### [Set exercise]
Reproduce each record exactly.
>> Begin Materials provided
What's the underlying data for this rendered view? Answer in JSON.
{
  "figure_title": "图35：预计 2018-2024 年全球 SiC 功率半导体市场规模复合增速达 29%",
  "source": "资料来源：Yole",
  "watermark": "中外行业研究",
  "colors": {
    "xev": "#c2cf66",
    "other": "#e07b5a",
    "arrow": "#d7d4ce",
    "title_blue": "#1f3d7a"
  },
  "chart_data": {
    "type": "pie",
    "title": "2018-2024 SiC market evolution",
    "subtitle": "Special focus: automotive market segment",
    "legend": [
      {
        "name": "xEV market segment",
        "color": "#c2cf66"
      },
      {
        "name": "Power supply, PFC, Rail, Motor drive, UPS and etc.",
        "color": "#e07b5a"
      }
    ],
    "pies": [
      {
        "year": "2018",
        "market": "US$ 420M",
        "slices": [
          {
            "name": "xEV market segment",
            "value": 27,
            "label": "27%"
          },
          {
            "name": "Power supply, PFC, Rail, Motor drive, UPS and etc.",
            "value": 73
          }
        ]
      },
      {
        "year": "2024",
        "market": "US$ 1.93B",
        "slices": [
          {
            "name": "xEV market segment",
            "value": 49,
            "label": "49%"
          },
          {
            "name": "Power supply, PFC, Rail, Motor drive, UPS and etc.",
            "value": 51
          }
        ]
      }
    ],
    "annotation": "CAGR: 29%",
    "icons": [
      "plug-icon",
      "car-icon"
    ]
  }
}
>> End Materials provided
### [Answer]
What's the underlying data for this rendered view? Answer in JSON.
{
  "figure_title": "图35：预计 2018-2024 年全球 SiC 功率半导体市场规模复合增速达 29%",
  "source": "资料来源：Yole",
  "watermark": "中外行业研究",
  "colors": {
    "xev": "#c2cf66",
    "other": "#e07b5a",
    "arrow": "#d7d4ce",
    "title_blue": "#1f3d7a"
  },
  "chart_data": {
    "type": "pie",
    "title": "2018-2024 SiC market evolution",
    "subtitle": "Special focus: automotive market segment",
    "legend": [
      {
        "name": "xEV market segment",
        "color": "#c2cf66"
      },
      {
        "name": "Power supply, PFC, Rail, Motor drive, UPS and etc.",
        "color": "#e07b5a"
      }
    ],
    "pies": [
      {
        "year": "2018",
        "market": "US$ 420M",
        "slices": [
          {
            "name": "xEV market segment",
            "value": 27,
            "label": "27%"
          },
          {
            "name": "Power supply, PFC, Rail, Motor drive, UPS and etc.",
            "value": 73
          }
        ]
      },
      {
        "year": "2024",
        "market": "US$ 1.93B",
        "slices": [
          {
            "name": "xEV market segment",
            "value": 49,
            "label": "49%"
          },
          {
            "name": "Power supply, PFC, Rail, Motor drive, UPS and etc.",
            "value": 51
          }
        ]
      }
    ],
    "annotation": "CAGR: 29%",
    "icons": [
      "plug-icon",
      "car-icon"
    ]
  }
}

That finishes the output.